*Goal of the exercise*
Single out the lines of the material that contain "networks" and copy them.

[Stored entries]
## BEGIN
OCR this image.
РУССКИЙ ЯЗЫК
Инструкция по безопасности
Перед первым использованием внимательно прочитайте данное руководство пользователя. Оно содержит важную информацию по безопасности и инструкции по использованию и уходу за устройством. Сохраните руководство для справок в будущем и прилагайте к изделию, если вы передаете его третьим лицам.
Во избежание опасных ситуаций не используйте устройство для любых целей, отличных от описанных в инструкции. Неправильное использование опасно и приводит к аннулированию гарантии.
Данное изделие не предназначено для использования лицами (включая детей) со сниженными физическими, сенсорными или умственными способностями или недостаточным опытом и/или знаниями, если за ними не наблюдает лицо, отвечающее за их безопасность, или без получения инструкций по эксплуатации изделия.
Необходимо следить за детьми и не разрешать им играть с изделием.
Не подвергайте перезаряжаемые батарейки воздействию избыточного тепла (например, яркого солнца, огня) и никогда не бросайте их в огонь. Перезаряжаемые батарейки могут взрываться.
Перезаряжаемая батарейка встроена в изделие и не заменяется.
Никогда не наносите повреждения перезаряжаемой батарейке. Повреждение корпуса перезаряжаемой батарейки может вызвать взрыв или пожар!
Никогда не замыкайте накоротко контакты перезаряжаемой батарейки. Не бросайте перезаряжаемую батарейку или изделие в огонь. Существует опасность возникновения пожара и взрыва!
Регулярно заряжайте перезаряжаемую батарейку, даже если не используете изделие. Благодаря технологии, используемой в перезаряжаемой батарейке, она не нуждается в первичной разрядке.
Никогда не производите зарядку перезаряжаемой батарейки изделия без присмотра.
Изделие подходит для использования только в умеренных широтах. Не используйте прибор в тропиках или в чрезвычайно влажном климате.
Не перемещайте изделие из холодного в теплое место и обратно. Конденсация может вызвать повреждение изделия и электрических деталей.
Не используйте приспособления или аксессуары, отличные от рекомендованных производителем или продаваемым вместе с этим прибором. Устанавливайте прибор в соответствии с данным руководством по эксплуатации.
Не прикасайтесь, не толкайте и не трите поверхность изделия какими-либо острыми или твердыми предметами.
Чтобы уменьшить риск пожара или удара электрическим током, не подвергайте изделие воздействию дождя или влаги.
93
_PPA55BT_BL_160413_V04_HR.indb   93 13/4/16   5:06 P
## END
## BEGIN
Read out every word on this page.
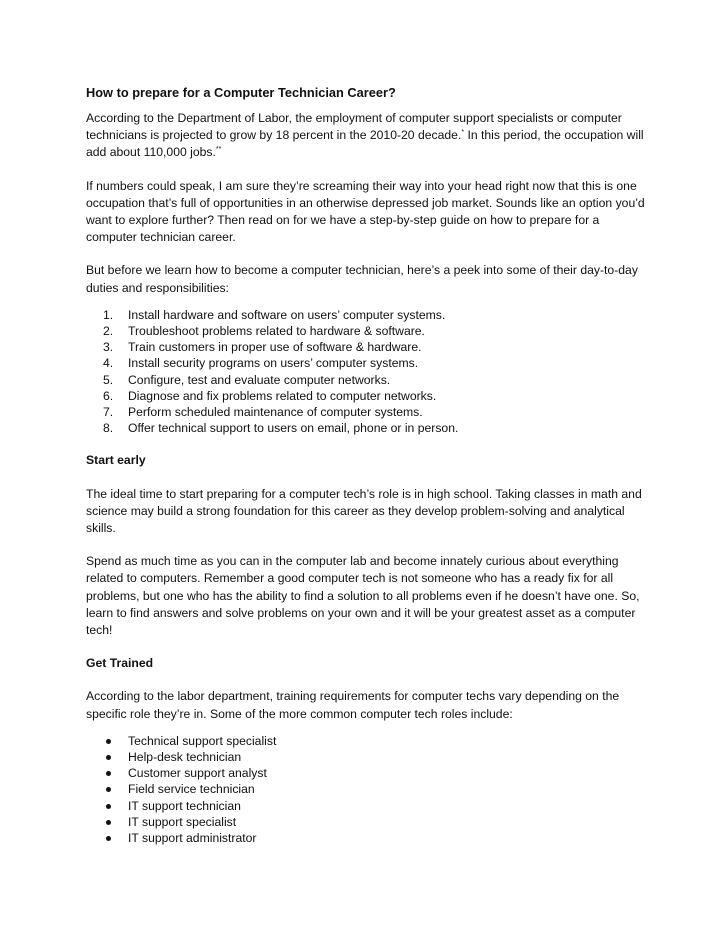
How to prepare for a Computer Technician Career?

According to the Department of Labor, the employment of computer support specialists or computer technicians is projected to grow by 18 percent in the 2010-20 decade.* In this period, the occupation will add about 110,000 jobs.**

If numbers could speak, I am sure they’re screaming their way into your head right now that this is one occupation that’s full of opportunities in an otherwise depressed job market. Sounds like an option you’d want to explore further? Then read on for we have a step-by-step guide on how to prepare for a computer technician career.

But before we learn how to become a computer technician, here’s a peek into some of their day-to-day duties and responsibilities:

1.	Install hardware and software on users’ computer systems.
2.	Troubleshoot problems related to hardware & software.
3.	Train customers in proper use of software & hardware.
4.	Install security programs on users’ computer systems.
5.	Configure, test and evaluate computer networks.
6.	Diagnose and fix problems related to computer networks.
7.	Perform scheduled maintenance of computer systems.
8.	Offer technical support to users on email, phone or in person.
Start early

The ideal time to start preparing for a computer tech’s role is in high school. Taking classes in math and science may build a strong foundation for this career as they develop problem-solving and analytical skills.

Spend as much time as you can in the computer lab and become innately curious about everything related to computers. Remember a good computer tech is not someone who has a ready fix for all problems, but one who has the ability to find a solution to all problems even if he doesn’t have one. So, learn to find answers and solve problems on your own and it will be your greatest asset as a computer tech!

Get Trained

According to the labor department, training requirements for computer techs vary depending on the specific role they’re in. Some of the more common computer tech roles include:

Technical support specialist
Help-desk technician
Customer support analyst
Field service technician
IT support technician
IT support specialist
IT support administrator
## END
*Response*
5.	Configure, test and evaluate computer networks.
6.	Diagnose and fix problems related to computer networks.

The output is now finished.